• **Problem details**: Return the lines where the word "memberikan" occurs.

Begin Exercise inputs

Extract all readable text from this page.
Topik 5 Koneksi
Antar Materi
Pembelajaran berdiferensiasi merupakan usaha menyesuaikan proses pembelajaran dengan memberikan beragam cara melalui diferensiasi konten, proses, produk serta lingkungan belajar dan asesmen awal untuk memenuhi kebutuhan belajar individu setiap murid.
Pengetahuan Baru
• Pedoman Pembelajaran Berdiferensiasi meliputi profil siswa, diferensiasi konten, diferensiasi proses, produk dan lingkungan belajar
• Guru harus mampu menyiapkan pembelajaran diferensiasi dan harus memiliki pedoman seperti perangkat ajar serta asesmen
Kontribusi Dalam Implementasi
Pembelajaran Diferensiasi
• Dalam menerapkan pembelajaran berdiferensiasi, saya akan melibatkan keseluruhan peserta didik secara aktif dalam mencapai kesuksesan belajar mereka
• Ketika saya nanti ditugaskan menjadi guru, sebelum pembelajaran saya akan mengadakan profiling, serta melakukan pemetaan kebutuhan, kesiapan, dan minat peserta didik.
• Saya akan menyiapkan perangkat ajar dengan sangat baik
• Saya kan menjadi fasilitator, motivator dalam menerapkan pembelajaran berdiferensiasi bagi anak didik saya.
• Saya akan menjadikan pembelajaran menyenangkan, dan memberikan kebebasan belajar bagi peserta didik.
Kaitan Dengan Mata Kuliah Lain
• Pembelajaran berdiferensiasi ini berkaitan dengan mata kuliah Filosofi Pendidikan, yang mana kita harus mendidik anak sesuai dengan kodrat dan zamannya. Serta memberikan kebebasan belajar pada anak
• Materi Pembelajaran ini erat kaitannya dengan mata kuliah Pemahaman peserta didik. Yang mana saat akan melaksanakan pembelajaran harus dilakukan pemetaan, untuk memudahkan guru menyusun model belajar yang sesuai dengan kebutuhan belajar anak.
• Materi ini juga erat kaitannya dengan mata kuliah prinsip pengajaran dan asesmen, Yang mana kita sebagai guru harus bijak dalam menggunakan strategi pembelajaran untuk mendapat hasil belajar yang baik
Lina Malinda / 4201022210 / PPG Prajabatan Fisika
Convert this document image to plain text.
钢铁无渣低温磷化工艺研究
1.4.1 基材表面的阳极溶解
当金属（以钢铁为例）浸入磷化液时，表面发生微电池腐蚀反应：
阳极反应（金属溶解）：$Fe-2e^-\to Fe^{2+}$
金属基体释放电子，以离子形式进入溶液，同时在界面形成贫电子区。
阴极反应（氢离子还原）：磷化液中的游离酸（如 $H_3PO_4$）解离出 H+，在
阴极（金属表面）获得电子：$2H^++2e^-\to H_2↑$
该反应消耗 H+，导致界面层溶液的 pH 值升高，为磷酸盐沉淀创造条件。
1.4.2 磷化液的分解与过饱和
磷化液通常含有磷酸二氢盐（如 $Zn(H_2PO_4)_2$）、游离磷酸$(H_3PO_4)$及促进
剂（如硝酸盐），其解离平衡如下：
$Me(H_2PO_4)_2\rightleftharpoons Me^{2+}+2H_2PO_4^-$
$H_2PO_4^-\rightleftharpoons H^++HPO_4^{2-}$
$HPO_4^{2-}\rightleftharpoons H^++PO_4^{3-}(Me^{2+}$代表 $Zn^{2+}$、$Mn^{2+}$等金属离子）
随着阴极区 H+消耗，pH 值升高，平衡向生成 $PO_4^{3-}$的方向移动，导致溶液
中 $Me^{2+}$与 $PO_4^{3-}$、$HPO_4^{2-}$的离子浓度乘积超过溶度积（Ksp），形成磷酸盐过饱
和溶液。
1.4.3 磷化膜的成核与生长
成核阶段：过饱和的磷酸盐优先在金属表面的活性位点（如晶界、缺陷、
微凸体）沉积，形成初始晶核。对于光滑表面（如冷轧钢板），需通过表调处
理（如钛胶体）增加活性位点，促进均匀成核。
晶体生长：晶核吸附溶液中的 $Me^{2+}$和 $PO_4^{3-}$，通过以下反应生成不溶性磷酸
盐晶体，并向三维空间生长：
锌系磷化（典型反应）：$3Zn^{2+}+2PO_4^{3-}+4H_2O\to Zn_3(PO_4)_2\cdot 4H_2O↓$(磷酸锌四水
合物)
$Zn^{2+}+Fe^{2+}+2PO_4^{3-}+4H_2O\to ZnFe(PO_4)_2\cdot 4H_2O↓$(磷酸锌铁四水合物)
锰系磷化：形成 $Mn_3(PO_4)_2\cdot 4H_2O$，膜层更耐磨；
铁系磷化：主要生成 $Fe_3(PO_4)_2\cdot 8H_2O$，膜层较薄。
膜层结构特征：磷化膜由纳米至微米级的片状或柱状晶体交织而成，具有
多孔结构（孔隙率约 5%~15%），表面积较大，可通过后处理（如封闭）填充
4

End Exercise inputs

• **Answer to this exercise**:
Pembelajaran berdiferensiasi merupakan usaha menyesuaikan proses pembelajaran dengan memberikan beragam cara melalui diferensiasi konten, proses, produk serta lingkungan belajar dan asesmen awal untuk memenuhi kebutuhan belajar individu setiap murid.
• Saya akan menjadikan pembelajaran menyenangkan, dan memberikan kebebasan belajar bagi peserta didik.
• Pembelajaran berdiferensiasi ini berkaitan dengan mata kuliah Filosofi Pendidikan, yang mana kita harus mendidik anak sesuai dengan kodrat dan zamannya. Serta memberikan kebebasan belajar pada anak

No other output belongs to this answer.